REQUEST ▸ Show every line in the records below that contains the word "value".

SUPPLIED RECORDS ▸

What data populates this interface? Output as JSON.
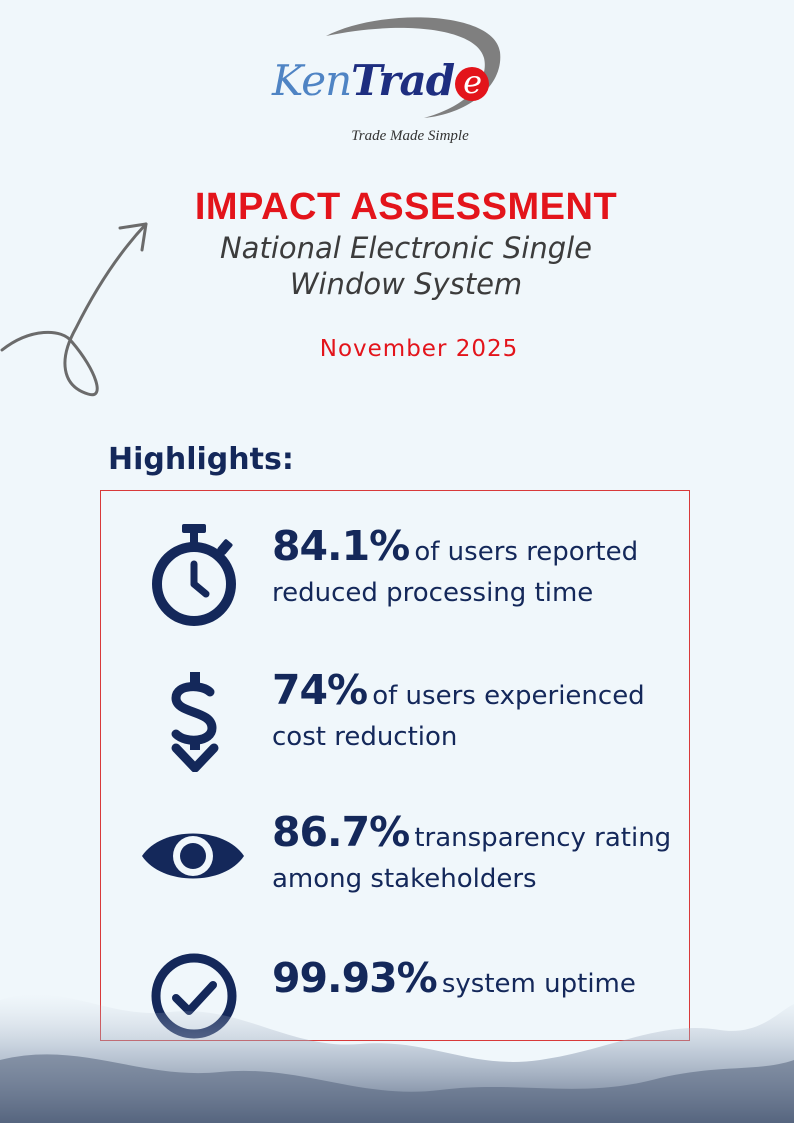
{
  "logo": {
    "brand_part1": "Ken",
    "brand_part2": "Trad",
    "brand_part3": "e",
    "tagline": "Trade Made Simple"
  },
  "header": {
    "title": "IMPACT ASSESSMENT",
    "subtitle_line1": "National Electronic Single",
    "subtitle_line2": "Window System",
    "date": "November 2025"
  },
  "highlights": {
    "heading": "Highlights:",
    "items": [
      {
        "icon": "stopwatch-icon",
        "value": "84.1%",
        "text_line1": "of users reported",
        "text_line2": "reduced processing time"
      },
      {
        "icon": "dollar-down-icon",
        "value": "74%",
        "text_line1": "of users experienced",
        "text_line2": "cost reduction"
      },
      {
        "icon": "eye-icon",
        "value": "86.7%",
        "text_line1": "transparency rating",
        "text_line2": "among stakeholders"
      },
      {
        "icon": "check-circle-icon",
        "value": "99.93%",
        "text_line1": "system uptime",
        "text_line2": ""
      }
    ]
  },
  "colors": {
    "accent": "#e3141b",
    "navy": "#14285a",
    "background": "#f0f7fb"
  }
}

TASK RESPONSE ▸
        "value": "84.1%",
        "value": "74%",
        "value": "86.7%",
        "value": "99.93%",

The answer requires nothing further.